WHAT IS REQUIRED :: Copy every one of the following entries word for word, line by line.

↓

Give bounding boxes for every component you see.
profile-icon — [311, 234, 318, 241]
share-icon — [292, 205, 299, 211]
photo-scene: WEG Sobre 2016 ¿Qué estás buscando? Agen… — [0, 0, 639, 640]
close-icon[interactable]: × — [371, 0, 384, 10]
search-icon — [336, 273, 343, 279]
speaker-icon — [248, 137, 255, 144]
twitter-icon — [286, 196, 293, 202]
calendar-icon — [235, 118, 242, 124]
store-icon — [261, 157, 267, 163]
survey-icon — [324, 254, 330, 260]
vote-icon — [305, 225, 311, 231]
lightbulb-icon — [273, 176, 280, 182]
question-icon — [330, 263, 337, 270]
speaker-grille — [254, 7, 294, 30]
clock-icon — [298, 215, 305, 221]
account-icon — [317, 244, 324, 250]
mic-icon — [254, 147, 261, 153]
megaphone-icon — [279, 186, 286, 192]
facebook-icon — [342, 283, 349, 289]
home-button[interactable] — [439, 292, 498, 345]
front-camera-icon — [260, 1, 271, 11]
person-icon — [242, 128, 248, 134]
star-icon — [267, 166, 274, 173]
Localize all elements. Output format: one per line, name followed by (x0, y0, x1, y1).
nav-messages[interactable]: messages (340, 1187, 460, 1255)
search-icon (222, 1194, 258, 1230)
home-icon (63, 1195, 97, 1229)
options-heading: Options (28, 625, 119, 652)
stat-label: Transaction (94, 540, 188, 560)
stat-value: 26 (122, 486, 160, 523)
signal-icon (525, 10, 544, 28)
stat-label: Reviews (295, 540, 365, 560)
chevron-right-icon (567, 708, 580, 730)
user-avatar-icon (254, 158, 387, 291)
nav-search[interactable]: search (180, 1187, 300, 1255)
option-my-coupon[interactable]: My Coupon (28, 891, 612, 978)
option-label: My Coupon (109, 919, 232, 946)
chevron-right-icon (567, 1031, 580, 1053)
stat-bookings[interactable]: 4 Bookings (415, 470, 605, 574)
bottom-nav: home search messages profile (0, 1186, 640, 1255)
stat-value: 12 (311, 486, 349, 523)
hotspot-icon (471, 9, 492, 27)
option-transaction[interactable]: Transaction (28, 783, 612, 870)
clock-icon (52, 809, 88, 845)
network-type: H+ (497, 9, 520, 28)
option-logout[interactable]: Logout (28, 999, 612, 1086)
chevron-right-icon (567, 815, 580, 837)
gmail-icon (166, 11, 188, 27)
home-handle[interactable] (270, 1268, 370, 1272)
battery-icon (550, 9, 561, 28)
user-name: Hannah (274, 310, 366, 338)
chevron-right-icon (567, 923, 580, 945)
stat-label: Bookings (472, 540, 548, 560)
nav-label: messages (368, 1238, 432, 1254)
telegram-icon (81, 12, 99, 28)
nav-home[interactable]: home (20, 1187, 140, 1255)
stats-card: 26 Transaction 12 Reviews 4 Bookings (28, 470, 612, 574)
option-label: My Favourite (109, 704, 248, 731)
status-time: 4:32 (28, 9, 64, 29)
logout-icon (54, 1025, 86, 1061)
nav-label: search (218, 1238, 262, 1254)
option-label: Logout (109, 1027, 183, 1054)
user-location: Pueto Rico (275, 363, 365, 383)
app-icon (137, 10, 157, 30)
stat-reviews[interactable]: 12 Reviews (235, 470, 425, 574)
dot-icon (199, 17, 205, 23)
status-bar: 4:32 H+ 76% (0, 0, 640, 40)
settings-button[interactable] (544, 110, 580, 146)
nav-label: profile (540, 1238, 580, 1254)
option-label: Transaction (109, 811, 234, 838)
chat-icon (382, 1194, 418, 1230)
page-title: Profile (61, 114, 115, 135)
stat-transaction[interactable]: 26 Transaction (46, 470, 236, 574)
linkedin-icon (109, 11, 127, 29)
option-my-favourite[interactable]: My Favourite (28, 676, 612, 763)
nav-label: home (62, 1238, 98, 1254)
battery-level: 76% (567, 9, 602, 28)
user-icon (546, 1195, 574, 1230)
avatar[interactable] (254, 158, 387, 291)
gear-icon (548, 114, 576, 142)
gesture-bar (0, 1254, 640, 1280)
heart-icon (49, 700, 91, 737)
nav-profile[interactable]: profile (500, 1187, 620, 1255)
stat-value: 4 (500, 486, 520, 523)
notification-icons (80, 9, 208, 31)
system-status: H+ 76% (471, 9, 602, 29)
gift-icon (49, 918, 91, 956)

↑

TASK ANSWER ::
Give bounding boxes for every component you see.
profile-icon — [311, 234, 318, 241]
share-icon — [292, 205, 299, 211]
photo-scene: WEG Sobre 2016 ¿Qué estás buscando? Agen… — [0, 0, 639, 640]
close-icon[interactable]: × — [371, 0, 384, 10]
search-icon — [336, 273, 343, 279]
speaker-icon — [248, 137, 255, 144]
twitter-icon — [286, 196, 293, 202]
calendar-icon — [235, 118, 242, 124]
store-icon — [261, 157, 267, 163]
survey-icon — [324, 254, 330, 260]
vote-icon — [305, 225, 311, 231]
lightbulb-icon — [273, 176, 280, 182]
question-icon — [330, 263, 337, 270]
speaker-grille — [254, 7, 294, 30]
clock-icon — [298, 215, 305, 221]
account-icon — [317, 244, 324, 250]
mic-icon — [254, 147, 261, 153]
megaphone-icon — [279, 186, 286, 192]
facebook-icon — [342, 283, 349, 289]
home-button[interactable] — [439, 292, 498, 345]
front-camera-icon — [260, 1, 271, 11]
person-icon — [242, 128, 248, 134]
star-icon — [267, 166, 274, 173]
Localize all elements. Output format: one per line, name followed by (x0, y0, x1, y1).
nav-messages[interactable]: messages (340, 1187, 460, 1255)
search-icon (222, 1194, 258, 1230)
home-icon (63, 1195, 97, 1229)
options-heading: Options (28, 625, 119, 652)
stat-label: Transaction (94, 540, 188, 560)
stat-value: 26 (122, 486, 160, 523)
signal-icon (525, 10, 544, 28)
stat-label: Reviews (295, 540, 365, 560)
chevron-right-icon (567, 708, 580, 730)
user-avatar-icon (254, 158, 387, 291)
nav-search[interactable]: search (180, 1187, 300, 1255)
option-my-coupon[interactable]: My Coupon (28, 891, 612, 978)
option-label: My Coupon (109, 919, 232, 946)
chevron-right-icon (567, 1031, 580, 1053)
stat-bookings[interactable]: 4 Bookings (415, 470, 605, 574)
bottom-nav: home search messages profile (0, 1186, 640, 1255)
stat-value: 12 (311, 486, 349, 523)
hotspot-icon (471, 9, 492, 27)
option-transaction[interactable]: Transaction (28, 783, 612, 870)
clock-icon (52, 809, 88, 845)
network-type: H+ (497, 9, 520, 28)
option-logout[interactable]: Logout (28, 999, 612, 1086)
chevron-right-icon (567, 815, 580, 837)
gmail-icon (166, 11, 188, 27)
home-handle[interactable] (270, 1268, 370, 1272)
battery-icon (550, 9, 561, 28)
user-name: Hannah (274, 310, 366, 338)
chevron-right-icon (567, 923, 580, 945)
stat-label: Bookings (472, 540, 548, 560)
nav-label: messages (368, 1238, 432, 1254)
telegram-icon (81, 12, 99, 28)
nav-home[interactable]: home (20, 1187, 140, 1255)
stats-card: 26 Transaction 12 Reviews 4 Bookings (28, 470, 612, 574)
option-label: My Favourite (109, 704, 248, 731)
status-time: 4:32 (28, 9, 64, 29)
logout-icon (54, 1025, 86, 1061)
nav-label: search (218, 1238, 262, 1254)
option-label: Logout (109, 1027, 183, 1054)
user-location: Pueto Rico (275, 363, 365, 383)
app-icon (137, 10, 157, 30)
stat-reviews[interactable]: 12 Reviews (235, 470, 425, 574)
dot-icon (199, 17, 205, 23)
status-bar: 4:32 H+ 76% (0, 0, 640, 40)
settings-button[interactable] (544, 110, 580, 146)
nav-label: profile (540, 1238, 580, 1254)
option-label: Transaction (109, 811, 234, 838)
chat-icon (382, 1194, 418, 1230)
page-title: Profile (61, 114, 115, 135)
stat-transaction[interactable]: 26 Transaction (46, 470, 236, 574)
linkedin-icon (109, 11, 127, 29)
option-my-favourite[interactable]: My Favourite (28, 676, 612, 763)
nav-label: home (62, 1238, 98, 1254)
battery-level: 76% (567, 9, 602, 28)
user-icon (546, 1195, 574, 1230)
avatar[interactable] (254, 158, 387, 291)
gear-icon (548, 114, 576, 142)
gesture-bar (0, 1254, 640, 1280)
heart-icon (49, 700, 91, 737)
nav-profile[interactable]: profile (500, 1187, 620, 1255)
stat-value: 4 (500, 486, 520, 523)
notification-icons (80, 9, 208, 31)
system-status: H+ 76% (471, 9, 602, 29)
gift-icon (49, 918, 91, 956)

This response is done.